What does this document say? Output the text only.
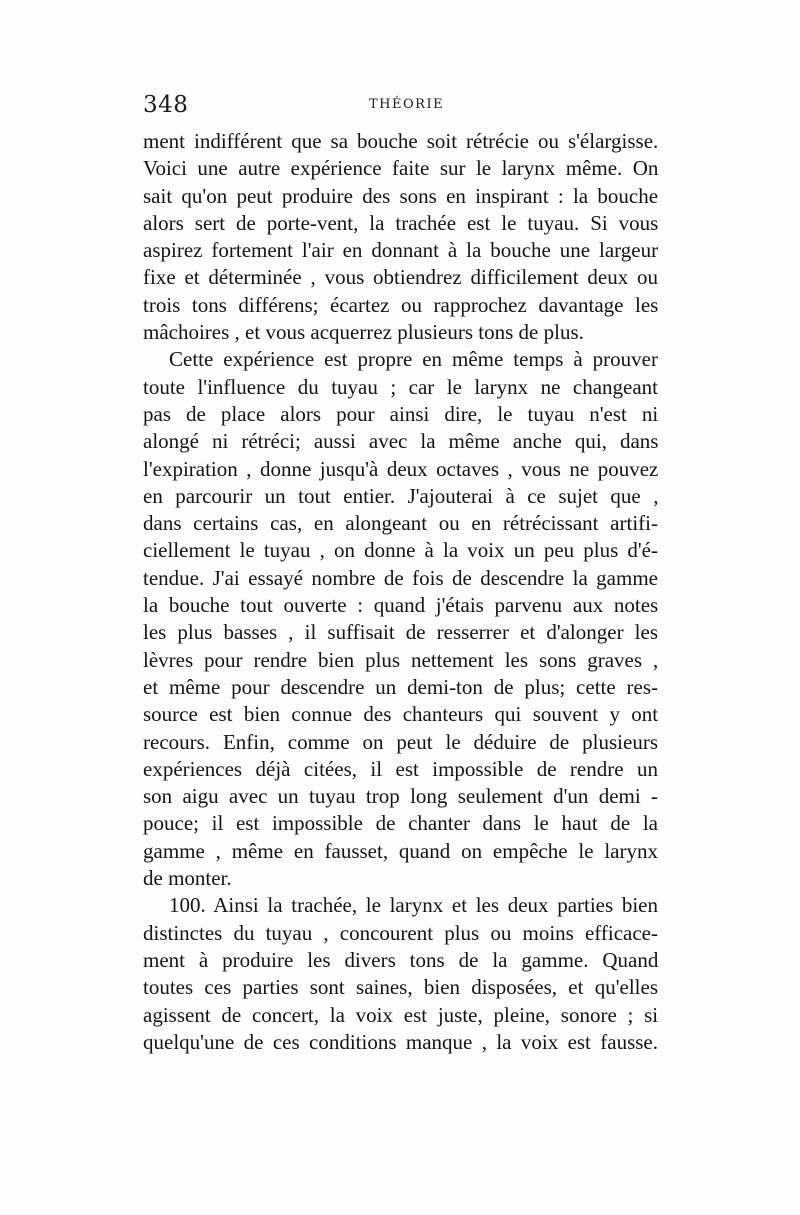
348	THÉORIE
ment indifférent que sa bouche soit rétrécie ou s'élargisse.
Voici une autre expérience faite sur le larynx même. On
sait qu'on peut produire des sons en inspirant : la bouche
alors sert de porte-vent, la trachée est le tuyau. Si vous
aspirez fortement l'air en donnant à la bouche une largeur
fixe et déterminée , vous obtiendrez difficilement deux ou
trois tons différens; écartez ou rapprochez davantage les
mâchoires , et vous acquerrez plusieurs tons de plus.
Cette expérience est propre en même temps à prouver
toute l'influence du tuyau ; car le larynx ne changeant
pas de place alors pour ainsi dire, le tuyau n'est ni
alongé ni rétréci; aussi avec la même anche qui, dans
l'expiration , donne jusqu'à deux octaves , vous ne pouvez
en parcourir un tout entier. J'ajouterai à ce sujet que ,
dans certains cas, en alongeant ou en rétrécissant artifi-
ciellement le tuyau , on donne à la voix un peu plus d'é-
tendue. J'ai essayé nombre de fois de descendre la gamme
la bouche tout ouverte : quand j'étais parvenu aux notes
les plus basses , il suffisait de resserrer et d'alonger les
lèvres pour rendre bien plus nettement les sons graves ,
et même pour descendre un demi-ton de plus; cette res-
source est bien connue des chanteurs qui souvent y ont
recours. Enfin, comme on peut le déduire de plusieurs
expériences déjà citées, il est impossible de rendre un
son aigu avec un tuyau trop long seulement d'un demi -
pouce; il est impossible de chanter dans le haut de la
gamme , même en fausset, quand on empêche le larynx
de monter.
100. Ainsi la trachée, le larynx et les deux parties bien
distinctes du tuyau , concourent plus ou moins efficace-
ment à produire les divers tons de la gamme. Quand
toutes ces parties sont saines, bien disposées, et qu'elles
agissent de concert, la voix est juste, pleine, sonore ; si
quelqu'une de ces conditions manque , la voix est fausse.
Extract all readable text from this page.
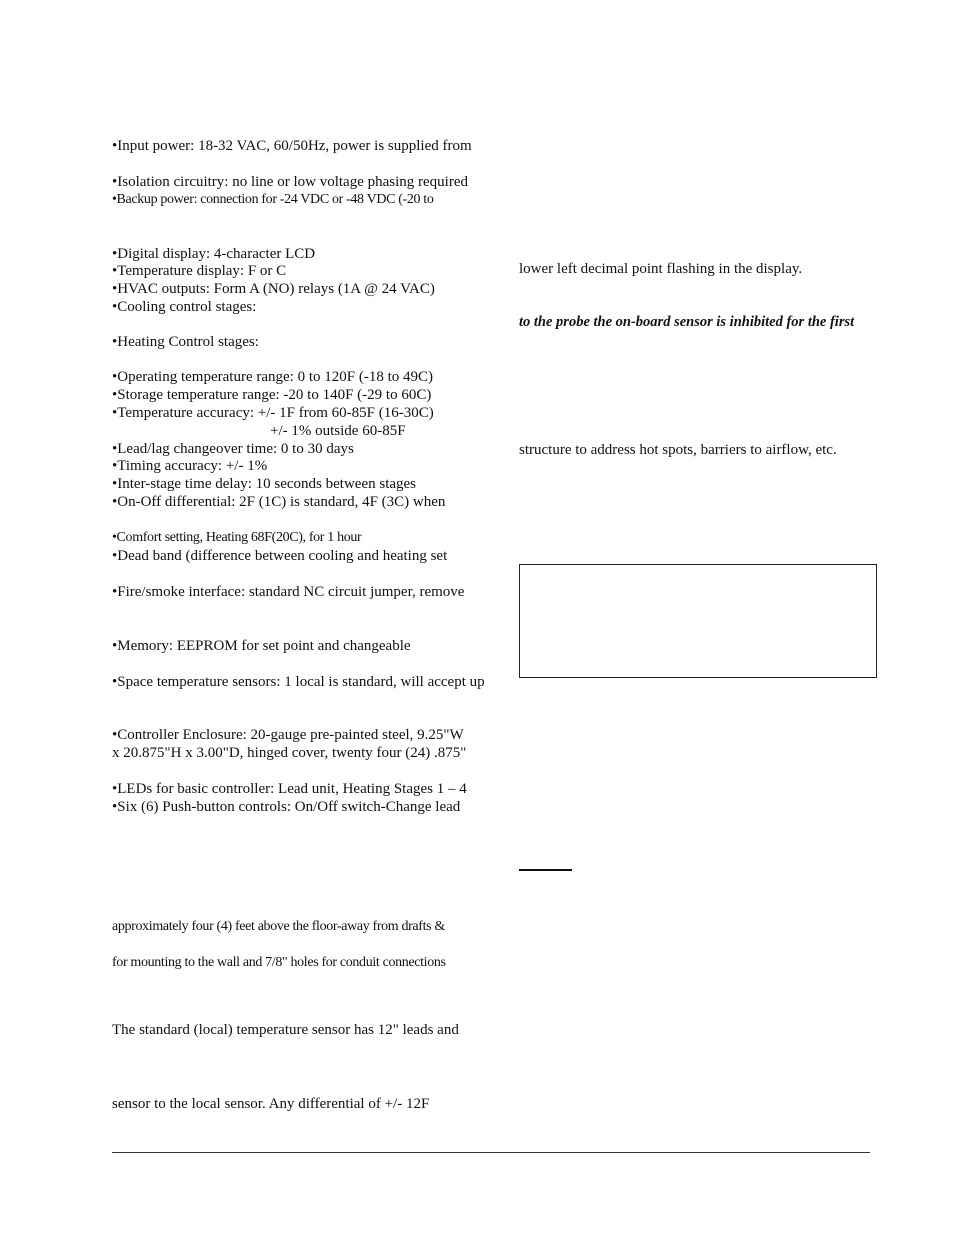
•Input power: 18-32 VAC, 60/50Hz, power is supplied from
•Isolation circuitry: no line or low voltage phasing required
•Backup power: connection for -24 VDC or -48 VDC (-20 to
•Digital display: 4-character LCD
•Temperature display: F or C
•HVAC outputs: Form A (NO) relays (1A @ 24 VAC)
•Cooling control stages:
•Heating Control stages:
•Operating temperature range: 0 to 120F (-18 to 49C)
•Storage temperature range: -20 to 140F (-29 to 60C)
•Temperature accuracy: +/- 1F from 60-85F (16-30C)
+/- 1% outside 60-85F
•Lead/lag changeover time: 0 to 30 days
•Timing accuracy: +/- 1%
•Inter-stage time delay: 10 seconds between stages
•On-Off differential: 2F (1C) is standard, 4F (3C) when
•Comfort setting, Heating 68F(20C), for 1 hour
•Dead band (difference between cooling and heating set
•Fire/smoke interface: standard NC circuit jumper, remove
•Memory: EEPROM for set point and changeable
•Space temperature sensors: 1 local is standard, will accept up
•Controller Enclosure: 20-gauge pre-painted steel, 9.25"W
x 20.875"H x 3.00"D, hinged cover, twenty four (24) .875"
•LEDs for basic controller: Lead unit, Heating Stages 1 – 4
•Six (6) Push-button controls: On/Off switch-Change lead
approximately four (4) feet above the floor-away from drafts &
for mounting to the wall and 7/8" holes for conduit connections
The standard (local) temperature sensor has 12" leads and
sensor to the local sensor. Any differential of +/- 12F
lower left decimal point flashing in the display.
to the probe the on-board sensor is inhibited for the first
structure to address hot spots, barriers to airflow, etc.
################
Problem description: Apart from the pictures, the entries above are to be repeated in full and exactly.

The response:
What does this document say? Output the text only.
348	THÉORIE
ment indifférent que sa bouche soit rétrécie ou s'élargisse.
Voici une autre expérience faite sur le larynx même. On
sait qu'on peut produire des sons en inspirant : la bouche
alors sert de porte-vent, la trachée est le tuyau. Si vous
aspirez fortement l'air en donnant à la bouche une largeur
fixe et déterminée , vous obtiendrez difficilement deux ou
trois tons différens; écartez ou rapprochez davantage les
mâchoires , et vous acquerrez plusieurs tons de plus.
Cette expérience est propre en même temps à prouver
toute l'influence du tuyau ; car le larynx ne changeant
pas de place alors pour ainsi dire, le tuyau n'est ni
alongé ni rétréci; aussi avec la même anche qui, dans
l'expiration , donne jusqu'à deux octaves , vous ne pouvez
en parcourir un tout entier. J'ajouterai à ce sujet que ,
dans certains cas, en alongeant ou en rétrécissant artifi-
ciellement le tuyau , on donne à la voix un peu plus d'é-
tendue. J'ai essayé nombre de fois de descendre la gamme
la bouche tout ouverte : quand j'étais parvenu aux notes
les plus basses , il suffisait de resserrer et d'alonger les
lèvres pour rendre bien plus nettement les sons graves ,
et même pour descendre un demi-ton de plus; cette res-
source est bien connue des chanteurs qui souvent y ont
recours. Enfin, comme on peut le déduire de plusieurs
expériences déjà citées, il est impossible de rendre un
son aigu avec un tuyau trop long seulement d'un demi -
pouce; il est impossible de chanter dans le haut de la
gamme , même en fausset, quand on empêche le larynx
de monter.
100. Ainsi la trachée, le larynx et les deux parties bien
distinctes du tuyau , concourent plus ou moins efficace-
ment à produire les divers tons de la gamme. Quand
toutes ces parties sont saines, bien disposées, et qu'elles
agissent de concert, la voix est juste, pleine, sonore ; si
quelqu'une de ces conditions manque , la voix est fausse.
Extract all readable text from this page.
•Input power: 18-32 VAC, 60/50Hz, power is supplied from
•Isolation circuitry: no line or low voltage phasing required
•Backup power: connection for -24 VDC or -48 VDC (-20 to
•Digital display: 4-character LCD
•Temperature display: F or C
•HVAC outputs: Form A (NO) relays (1A @ 24 VAC)
•Cooling control stages:
•Heating Control stages:
•Operating temperature range: 0 to 120F (-18 to 49C)
•Storage temperature range: -20 to 140F (-29 to 60C)
•Temperature accuracy: +/- 1F from 60-85F (16-30C)
+/- 1% outside 60-85F
•Lead/lag changeover time: 0 to 30 days
•Timing accuracy: +/- 1%
•Inter-stage time delay: 10 seconds between stages
•On-Off differential: 2F (1C) is standard, 4F (3C) when
•Comfort setting, Heating 68F(20C), for 1 hour
•Dead band (difference between cooling and heating set
•Fire/smoke interface: standard NC circuit jumper, remove
•Memory: EEPROM for set point and changeable
•Space temperature sensors: 1 local is standard, will accept up
•Controller Enclosure: 20-gauge pre-painted steel, 9.25"W
x 20.875"H x 3.00"D, hinged cover, twenty four (24) .875"
•LEDs for basic controller: Lead unit, Heating Stages 1 – 4
•Six (6) Push-button controls: On/Off switch-Change lead
approximately four (4) feet above the floor-away from drafts &
for mounting to the wall and 7/8" holes for conduit connections
The standard (local) temperature sensor has 12" leads and
sensor to the local sensor. Any differential of +/- 12F
lower left decimal point flashing in the display.
to the probe the on-board sensor is inhibited for the first
structure to address hot spots, barriers to airflow, etc.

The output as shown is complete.